— Your goal —
Quote every line of the material beneath this one.
**** Recorded data ****
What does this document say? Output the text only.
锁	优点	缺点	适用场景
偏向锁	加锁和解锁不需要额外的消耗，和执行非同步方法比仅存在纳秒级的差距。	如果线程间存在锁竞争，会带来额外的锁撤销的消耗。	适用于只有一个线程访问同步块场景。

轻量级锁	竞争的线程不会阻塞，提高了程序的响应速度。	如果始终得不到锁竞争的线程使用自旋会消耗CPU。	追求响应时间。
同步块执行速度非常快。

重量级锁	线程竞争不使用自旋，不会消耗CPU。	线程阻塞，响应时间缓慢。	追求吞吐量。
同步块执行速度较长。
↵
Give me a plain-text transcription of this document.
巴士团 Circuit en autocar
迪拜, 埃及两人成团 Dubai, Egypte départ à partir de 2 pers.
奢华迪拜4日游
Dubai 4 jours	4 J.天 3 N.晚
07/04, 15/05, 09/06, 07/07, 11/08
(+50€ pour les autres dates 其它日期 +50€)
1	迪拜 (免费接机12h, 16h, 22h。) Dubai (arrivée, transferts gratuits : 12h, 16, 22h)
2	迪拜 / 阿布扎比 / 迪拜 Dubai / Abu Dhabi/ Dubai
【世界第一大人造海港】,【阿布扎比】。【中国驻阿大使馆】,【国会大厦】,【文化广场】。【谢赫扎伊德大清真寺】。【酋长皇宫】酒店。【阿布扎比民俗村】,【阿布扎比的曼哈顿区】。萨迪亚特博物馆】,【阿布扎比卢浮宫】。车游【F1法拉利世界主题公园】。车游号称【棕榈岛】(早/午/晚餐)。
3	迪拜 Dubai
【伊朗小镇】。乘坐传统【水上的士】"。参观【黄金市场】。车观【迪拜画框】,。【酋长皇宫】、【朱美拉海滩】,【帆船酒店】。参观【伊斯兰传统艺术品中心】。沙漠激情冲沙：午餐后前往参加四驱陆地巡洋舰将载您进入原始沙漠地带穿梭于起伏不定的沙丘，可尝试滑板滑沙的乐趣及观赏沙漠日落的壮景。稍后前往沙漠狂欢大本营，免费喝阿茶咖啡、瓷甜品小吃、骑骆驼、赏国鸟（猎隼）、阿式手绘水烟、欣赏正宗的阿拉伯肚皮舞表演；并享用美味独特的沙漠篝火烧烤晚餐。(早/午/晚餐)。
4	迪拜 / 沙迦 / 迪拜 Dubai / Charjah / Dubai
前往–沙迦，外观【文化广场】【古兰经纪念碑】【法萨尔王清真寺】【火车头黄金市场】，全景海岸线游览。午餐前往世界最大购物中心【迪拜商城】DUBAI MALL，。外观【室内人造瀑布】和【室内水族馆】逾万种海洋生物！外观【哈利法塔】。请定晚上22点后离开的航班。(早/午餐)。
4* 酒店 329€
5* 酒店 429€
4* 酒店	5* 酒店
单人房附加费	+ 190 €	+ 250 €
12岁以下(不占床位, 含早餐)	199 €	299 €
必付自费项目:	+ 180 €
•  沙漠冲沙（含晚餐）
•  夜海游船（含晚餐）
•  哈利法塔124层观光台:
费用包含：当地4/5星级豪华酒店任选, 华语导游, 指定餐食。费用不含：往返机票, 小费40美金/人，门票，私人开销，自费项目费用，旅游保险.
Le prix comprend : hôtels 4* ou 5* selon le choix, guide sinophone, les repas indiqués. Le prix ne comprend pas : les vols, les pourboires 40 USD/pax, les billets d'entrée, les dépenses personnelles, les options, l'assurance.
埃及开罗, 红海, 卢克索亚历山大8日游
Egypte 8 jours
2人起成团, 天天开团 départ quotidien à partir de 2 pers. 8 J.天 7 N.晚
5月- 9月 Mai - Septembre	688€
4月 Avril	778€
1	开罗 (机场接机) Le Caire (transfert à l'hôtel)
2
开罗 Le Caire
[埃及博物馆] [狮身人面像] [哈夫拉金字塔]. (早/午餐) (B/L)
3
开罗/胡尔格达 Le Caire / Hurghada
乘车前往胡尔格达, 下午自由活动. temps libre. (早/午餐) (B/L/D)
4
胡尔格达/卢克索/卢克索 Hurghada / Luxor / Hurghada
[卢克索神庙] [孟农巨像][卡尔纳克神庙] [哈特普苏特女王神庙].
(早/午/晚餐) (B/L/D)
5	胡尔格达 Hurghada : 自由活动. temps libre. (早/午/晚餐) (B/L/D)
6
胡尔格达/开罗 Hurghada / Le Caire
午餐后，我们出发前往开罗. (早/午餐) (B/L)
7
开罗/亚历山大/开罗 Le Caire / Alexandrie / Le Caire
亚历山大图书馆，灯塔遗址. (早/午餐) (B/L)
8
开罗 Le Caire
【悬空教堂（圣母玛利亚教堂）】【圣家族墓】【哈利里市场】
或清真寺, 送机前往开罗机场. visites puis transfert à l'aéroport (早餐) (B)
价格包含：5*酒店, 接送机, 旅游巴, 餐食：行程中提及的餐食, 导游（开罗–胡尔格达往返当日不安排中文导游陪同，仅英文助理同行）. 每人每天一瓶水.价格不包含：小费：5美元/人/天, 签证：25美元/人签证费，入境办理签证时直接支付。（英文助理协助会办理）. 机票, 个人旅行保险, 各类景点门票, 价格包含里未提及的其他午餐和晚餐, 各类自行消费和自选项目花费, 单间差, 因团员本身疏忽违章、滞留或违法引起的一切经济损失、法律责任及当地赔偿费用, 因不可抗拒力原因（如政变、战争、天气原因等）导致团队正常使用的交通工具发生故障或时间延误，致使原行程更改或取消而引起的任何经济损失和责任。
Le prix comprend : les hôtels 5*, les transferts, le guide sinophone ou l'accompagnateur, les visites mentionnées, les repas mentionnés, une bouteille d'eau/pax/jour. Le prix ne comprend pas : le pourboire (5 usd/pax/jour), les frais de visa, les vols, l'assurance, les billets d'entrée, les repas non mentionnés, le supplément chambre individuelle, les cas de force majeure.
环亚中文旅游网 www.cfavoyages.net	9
****
— Correct response —
What does this document say? Output the text only.
锁	优点	缺点	适用场景
偏向锁	加锁和解锁不需要额外的消耗，和执行非同步方法比仅存在纳秒级的差距。	如果线程间存在锁竞争，会带来额外的锁撤销的消耗。	适用于只有一个线程访问同步块场景。

轻量级锁	竞争的线程不会阻塞，提高了程序的响应速度。	如果始终得不到锁竞争的线程使用自旋会消耗CPU。	追求响应时间。
同步块执行速度非常快。

重量级锁	线程竞争不使用自旋，不会消耗CPU。	线程阻塞，响应时间缓慢。	追求吞吐量。
同步块执行速度较长。
↵
Give me a plain-text transcription of this document.
巴士团 Circuit en autocar
迪拜, 埃及两人成团 Dubai, Egypte départ à partir de 2 pers.
奢华迪拜4日游
Dubai 4 jours	4 J.天 3 N.晚
07/04, 15/05, 09/06, 07/07, 11/08
(+50€ pour les autres dates 其它日期 +50€)
1	迪拜 (免费接机12h, 16h, 22h。) Dubai (arrivée, transferts gratuits : 12h, 16, 22h)
2	迪拜 / 阿布扎比 / 迪拜 Dubai / Abu Dhabi/ Dubai
【世界第一大人造海港】,【阿布扎比】。【中国驻阿大使馆】,【国会大厦】,【文化广场】。【谢赫扎伊德大清真寺】。【酋长皇宫】酒店。【阿布扎比民俗村】,【阿布扎比的曼哈顿区】。萨迪亚特博物馆】,【阿布扎比卢浮宫】。车游【F1法拉利世界主题公园】。车游号称【棕榈岛】(早/午/晚餐)。
3	迪拜 Dubai
【伊朗小镇】。乘坐传统【水上的士】"。参观【黄金市场】。车观【迪拜画框】,。【酋长皇宫】、【朱美拉海滩】,【帆船酒店】。参观【伊斯兰传统艺术品中心】。沙漠激情冲沙：午餐后前往参加四驱陆地巡洋舰将载您进入原始沙漠地带穿梭于起伏不定的沙丘，可尝试滑板滑沙的乐趣及观赏沙漠日落的壮景。稍后前往沙漠狂欢大本营，免费喝阿茶咖啡、瓷甜品小吃、骑骆驼、赏国鸟（猎隼）、阿式手绘水烟、欣赏正宗的阿拉伯肚皮舞表演；并享用美味独特的沙漠篝火烧烤晚餐。(早/午/晚餐)。
4	迪拜 / 沙迦 / 迪拜 Dubai / Charjah / Dubai
前往–沙迦，外观【文化广场】【古兰经纪念碑】【法萨尔王清真寺】【火车头黄金市场】，全景海岸线游览。午餐前往世界最大购物中心【迪拜商城】DUBAI MALL，。外观【室内人造瀑布】和【室内水族馆】逾万种海洋生物！外观【哈利法塔】。请定晚上22点后离开的航班。(早/午餐)。
4* 酒店 329€
5* 酒店 429€
4* 酒店	5* 酒店
单人房附加费	+ 190 €	+ 250 €
12岁以下(不占床位, 含早餐)	199 €	299 €
必付自费项目:	+ 180 €
•  沙漠冲沙（含晚餐）
•  夜海游船（含晚餐）
•  哈利法塔124层观光台:
费用包含：当地4/5星级豪华酒店任选, 华语导游, 指定餐食。费用不含：往返机票, 小费40美金/人，门票，私人开销，自费项目费用，旅游保险.
Le prix comprend : hôtels 4* ou 5* selon le choix, guide sinophone, les repas indiqués. Le prix ne comprend pas : les vols, les pourboires 40 USD/pax, les billets d'entrée, les dépenses personnelles, les options, l'assurance.
埃及开罗, 红海, 卢克索亚历山大8日游
Egypte 8 jours
2人起成团, 天天开团 départ quotidien à partir de 2 pers. 8 J.天 7 N.晚
5月- 9月 Mai - Septembre	688€
4月 Avril	778€
1	开罗 (机场接机) Le Caire (transfert à l'hôtel)
2
开罗 Le Caire
[埃及博物馆] [狮身人面像] [哈夫拉金字塔]. (早/午餐) (B/L)
3
开罗/胡尔格达 Le Caire / Hurghada
乘车前往胡尔格达, 下午自由活动. temps libre. (早/午餐) (B/L/D)
4
胡尔格达/卢克索/卢克索 Hurghada / Luxor / Hurghada
[卢克索神庙] [孟农巨像][卡尔纳克神庙] [哈特普苏特女王神庙].
(早/午/晚餐) (B/L/D)
5	胡尔格达 Hurghada : 自由活动. temps libre. (早/午/晚餐) (B/L/D)
6
胡尔格达/开罗 Hurghada / Le Caire
午餐后，我们出发前往开罗. (早/午餐) (B/L)
7
开罗/亚历山大/开罗 Le Caire / Alexandrie / Le Caire
亚历山大图书馆，灯塔遗址. (早/午餐) (B/L)
8
开罗 Le Caire
【悬空教堂（圣母玛利亚教堂）】【圣家族墓】【哈利里市场】
或清真寺, 送机前往开罗机场. visites puis transfert à l'aéroport (早餐) (B)
价格包含：5*酒店, 接送机, 旅游巴, 餐食：行程中提及的餐食, 导游（开罗–胡尔格达往返当日不安排中文导游陪同，仅英文助理同行）. 每人每天一瓶水.价格不包含：小费：5美元/人/天, 签证：25美元/人签证费，入境办理签证时直接支付。（英文助理协助会办理）. 机票, 个人旅行保险, 各类景点门票, 价格包含里未提及的其他午餐和晚餐, 各类自行消费和自选项目花费, 单间差, 因团员本身疏忽违章、滞留或违法引起的一切经济损失、法律责任及当地赔偿费用, 因不可抗拒力原因（如政变、战争、天气原因等）导致团队正常使用的交通工具发生故障或时间延误，致使原行程更改或取消而引起的任何经济损失和责任。
Le prix comprend : les hôtels 5*, les transferts, le guide sinophone ou l'accompagnateur, les visites mentionnées, les repas mentionnés, une bouteille d'eau/pax/jour. Le prix ne comprend pas : le pourboire (5 usd/pax/jour), les frais de visa, les vols, l'assurance, les billets d'entrée, les repas non mentionnés, le supplément chambre individuelle, les cas de force majeure.
环亚中文旅游网 www.cfavoyages.net	9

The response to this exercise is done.